Snow Beast is a 2011 horror film. It stars John Schneider, Jason London, Danielle Chuchran, Paul D. Hunt, and Kari Hawker.

Plot
A snowboarder at a Canadian ski lodge is enjoying the slopes when he finds himself in an unfamiliar isolated forest area. He attempts to find his way back but is followed and killed by a large beast. A few days later, wildlife researcher Jim Harwood and his resentful daughter Emmy, along with his research team of Rob and Marci, travel to the Canadian ski lodge as part of a study on the annual patterns of the Canadian lynx.

After arriving, Jim, Rob, and Marci find that the lynxes in the area seem to be missing. The trio sets up cameras, and a man stops at a mountain roadside to urinate, and the creature, revealed to be a Yeti, kills him. At the same time, a local ranger, Barry, begins tracking the recent disappearances of tourists in the area, localized around the lodge. As Jim, Rob, and Marci set up their cameras through the woods to capture lynx activity, two other tourists are hiking and killed by the Yeti.

* [Data excerpts]

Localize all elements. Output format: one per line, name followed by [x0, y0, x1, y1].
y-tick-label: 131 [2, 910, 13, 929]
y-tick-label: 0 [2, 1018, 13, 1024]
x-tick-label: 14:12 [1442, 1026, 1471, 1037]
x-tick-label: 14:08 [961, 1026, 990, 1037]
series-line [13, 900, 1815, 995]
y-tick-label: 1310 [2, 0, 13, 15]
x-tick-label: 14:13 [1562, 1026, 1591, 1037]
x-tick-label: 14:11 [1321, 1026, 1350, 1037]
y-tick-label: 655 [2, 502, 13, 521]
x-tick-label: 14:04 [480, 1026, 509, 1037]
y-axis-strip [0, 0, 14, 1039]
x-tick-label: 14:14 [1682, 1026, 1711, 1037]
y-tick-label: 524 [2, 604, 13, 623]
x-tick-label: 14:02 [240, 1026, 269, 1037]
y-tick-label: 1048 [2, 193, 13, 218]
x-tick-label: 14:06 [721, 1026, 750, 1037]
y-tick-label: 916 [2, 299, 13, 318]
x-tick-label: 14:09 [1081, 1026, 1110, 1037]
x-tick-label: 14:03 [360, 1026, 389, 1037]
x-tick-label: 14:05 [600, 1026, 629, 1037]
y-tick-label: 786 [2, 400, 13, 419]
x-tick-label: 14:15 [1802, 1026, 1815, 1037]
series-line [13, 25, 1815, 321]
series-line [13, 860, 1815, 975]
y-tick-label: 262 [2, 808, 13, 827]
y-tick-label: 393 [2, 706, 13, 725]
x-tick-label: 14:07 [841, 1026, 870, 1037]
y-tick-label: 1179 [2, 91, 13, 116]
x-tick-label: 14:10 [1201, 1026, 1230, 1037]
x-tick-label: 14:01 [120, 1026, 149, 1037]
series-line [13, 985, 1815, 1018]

* [Requirements]
A – In the Snow Beast plot summary, what is the subject of the study that brings Jim Harwood and his team to the ski lodge?
B – Resume the Snow Beast plot summary, picking up after its final sentence.

* [The replies]
A – The annual patterns of the Canadian lynx.

B –
The following day, Jim, Marci, Rob, and Emmy go into the forest to check the cameras. Near a camera, they encounter huge footprints in the snow. They return to their cabin, but nothing definitive is on the camera footage. That night while asleep in the cabin, a loud growling outside awakens the four. Checking the area in the morning, they find a destroyed snowmobile. Marci reports the attack to the ranger station nearby, and Barry records the incident along with others in the cluster of nearby disappearances. Ranger Gibbons is skeptical of any abnormal beast in the area.

Reviewing some of the remote camera feed footage from the cabin, Rob finds that one of the cameras has gone down. He and Jim leave on the remaining snowmobile to fix it, bringing a tranquilizer gun, while Emmy stays at the cabin and watches the cameras, communicating via walkie-talkies. Around this time, Rangers Barry and Gibbons leave to search the wooded area. While doing so, they are ambushed and killed by the Yeti. Elsewhere in the forest, Rob works on getting the downed camera up and running again with Emmy's help. He falls into a nearby cavern dug out in the snow, and Jim joins him in the pit, which ends up being a cavern of ice caves. When they find the body of the missing snowboarder, they leave in a panic just before the Yeti returns to its home. It chases Rob and Jim, but they narrowly escape in the snowmobile.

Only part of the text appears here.